## Task instructions
Render the material again word for word, skipping the pictures in it.

## Excerpted data
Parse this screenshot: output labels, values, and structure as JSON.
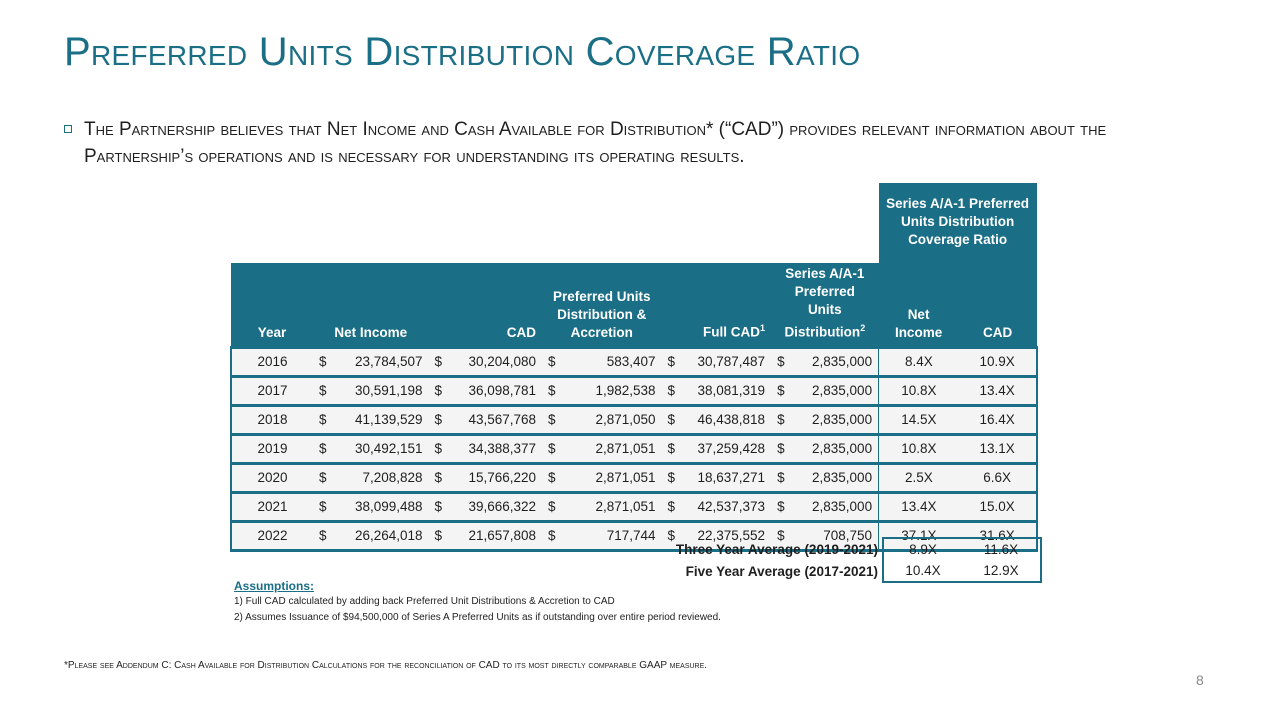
{
  "title": "Preferred Units Distribution Coverage Ratio",
  "bullet": "The Partnership believes that Net Income and Cash Available for Distribution* (“CAD”) provides relevant information about the Partnership’s operations and is necessary for understanding its operating results.",
  "table": {
    "group_header": "Series A/A-1 Preferred Units Distribution Coverage Ratio",
    "headers": {
      "year": "Year",
      "net_income": "Net Income",
      "cad": "CAD",
      "pref": "Preferred Units Distribution & Accretion",
      "full_cad": "Full CAD",
      "full_cad_sup": "1",
      "series": "Series A/A-1 Preferred Units Distribution",
      "series_sup": "2",
      "ratio_ni": "Net Income",
      "ratio_cad": "CAD"
    },
    "currency": "$",
    "rows": [
      {
        "year": "2016",
        "net_income": "23,784,507",
        "cad": "30,204,080",
        "pref": "583,407",
        "full_cad": "30,787,487",
        "series": "2,835,000",
        "ratio_ni": "8.4X",
        "ratio_cad": "10.9X"
      },
      {
        "year": "2017",
        "net_income": "30,591,198",
        "cad": "36,098,781",
        "pref": "1,982,538",
        "full_cad": "38,081,319",
        "series": "2,835,000",
        "ratio_ni": "10.8X",
        "ratio_cad": "13.4X"
      },
      {
        "year": "2018",
        "net_income": "41,139,529",
        "cad": "43,567,768",
        "pref": "2,871,050",
        "full_cad": "46,438,818",
        "series": "2,835,000",
        "ratio_ni": "14.5X",
        "ratio_cad": "16.4X"
      },
      {
        "year": "2019",
        "net_income": "30,492,151",
        "cad": "34,388,377",
        "pref": "2,871,051",
        "full_cad": "37,259,428",
        "series": "2,835,000",
        "ratio_ni": "10.8X",
        "ratio_cad": "13.1X"
      },
      {
        "year": "2020",
        "net_income": "7,208,828",
        "cad": "15,766,220",
        "pref": "2,871,051",
        "full_cad": "18,637,271",
        "series": "2,835,000",
        "ratio_ni": "2.5X",
        "ratio_cad": "6.6X"
      },
      {
        "year": "2021",
        "net_income": "38,099,488",
        "cad": "39,666,322",
        "pref": "2,871,051",
        "full_cad": "42,537,373",
        "series": "2,835,000",
        "ratio_ni": "13.4X",
        "ratio_cad": "15.0X"
      },
      {
        "year": "2022",
        "net_income": "26,264,018",
        "cad": "21,657,808",
        "pref": "717,744",
        "full_cad": "22,375,552",
        "series": "708,750",
        "ratio_ni": "37.1X",
        "ratio_cad": "31.6X"
      }
    ]
  },
  "averages": [
    {
      "label": "Three Year Average (2019-2021)",
      "net_income": "8.9X",
      "cad": "11.6X"
    },
    {
      "label": "Five Year Average (2017-2021)",
      "net_income": "10.4X",
      "cad": "12.9X"
    }
  ],
  "assumptions": {
    "heading": "Assumptions:",
    "items": [
      "1) Full CAD calculated by adding back Preferred Unit Distributions & Accretion to CAD",
      "2) Assumes Issuance of $94,500,000 of Series A Preferred Units as if outstanding over entire period reviewed."
    ]
  },
  "footnote": "*Please see Addendum C: Cash Available for Distribution Calculations for the reconciliation of CAD to its most directly comparable GAAP measure.",
  "page_number": "8",
  "colors": {
    "accent": "#1a6e86",
    "row_bg": "#f4f4f4"
  }
}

## Answer below
Parse this screenshot: output labels, values, and structure as JSON.
{
  "title": "Preferred Units Distribution Coverage Ratio",
  "bullet": "The Partnership believes that Net Income and Cash Available for Distribution* (“CAD”) provides relevant information about the Partnership’s operations and is necessary for understanding its operating results.",
  "table": {
    "group_header": "Series A/A-1 Preferred Units Distribution Coverage Ratio",
    "headers": {
      "year": "Year",
      "net_income": "Net Income",
      "cad": "CAD",
      "pref": "Preferred Units Distribution & Accretion",
      "full_cad": "Full CAD",
      "full_cad_sup": "1",
      "series": "Series A/A-1 Preferred Units Distribution",
      "series_sup": "2",
      "ratio_ni": "Net Income",
      "ratio_cad": "CAD"
    },
    "currency": "$",
    "rows": [
      {
        "year": "2016",
        "net_income": "23,784,507",
        "cad": "30,204,080",
        "pref": "583,407",
        "full_cad": "30,787,487",
        "series": "2,835,000",
        "ratio_ni": "8.4X",
        "ratio_cad": "10.9X"
      },
      {
        "year": "2017",
        "net_income": "30,591,198",
        "cad": "36,098,781",
        "pref": "1,982,538",
        "full_cad": "38,081,319",
        "series": "2,835,000",
        "ratio_ni": "10.8X",
        "ratio_cad": "13.4X"
      },
      {
        "year": "2018",
        "net_income": "41,139,529",
        "cad": "43,567,768",
        "pref": "2,871,050",
        "full_cad": "46,438,818",
        "series": "2,835,000",
        "ratio_ni": "14.5X",
        "ratio_cad": "16.4X"
      },
      {
        "year": "2019",
        "net_income": "30,492,151",
        "cad": "34,388,377",
        "pref": "2,871,051",
        "full_cad": "37,259,428",
        "series": "2,835,000",
        "ratio_ni": "10.8X",
        "ratio_cad": "13.1X"
      },
      {
        "year": "2020",
        "net_income": "7,208,828",
        "cad": "15,766,220",
        "pref": "2,871,051",
        "full_cad": "18,637,271",
        "series": "2,835,000",
        "ratio_ni": "2.5X",
        "ratio_cad": "6.6X"
      },
      {
        "year": "2021",
        "net_income": "38,099,488",
        "cad": "39,666,322",
        "pref": "2,871,051",
        "full_cad": "42,537,373",
        "series": "2,835,000",
        "ratio_ni": "13.4X",
        "ratio_cad": "15.0X"
      },
      {
        "year": "2022",
        "net_income": "26,264,018",
        "cad": "21,657,808",
        "pref": "717,744",
        "full_cad": "22,375,552",
        "series": "708,750",
        "ratio_ni": "37.1X",
        "ratio_cad": "31.6X"
      }
    ]
  },
  "averages": [
    {
      "label": "Three Year Average (2019-2021)",
      "net_income": "8.9X",
      "cad": "11.6X"
    },
    {
      "label": "Five Year Average (2017-2021)",
      "net_income": "10.4X",
      "cad": "12.9X"
    }
  ],
  "assumptions": {
    "heading": "Assumptions:",
    "items": [
      "1) Full CAD calculated by adding back Preferred Unit Distributions & Accretion to CAD",
      "2) Assumes Issuance of $94,500,000 of Series A Preferred Units as if outstanding over entire period reviewed."
    ]
  },
  "footnote": "*Please see Addendum C: Cash Available for Distribution Calculations for the reconciliation of CAD to its most directly comparable GAAP measure.",
  "page_number": "8",
  "colors": {
    "accent": "#1a6e86",
    "row_bg": "#f4f4f4"
  }
}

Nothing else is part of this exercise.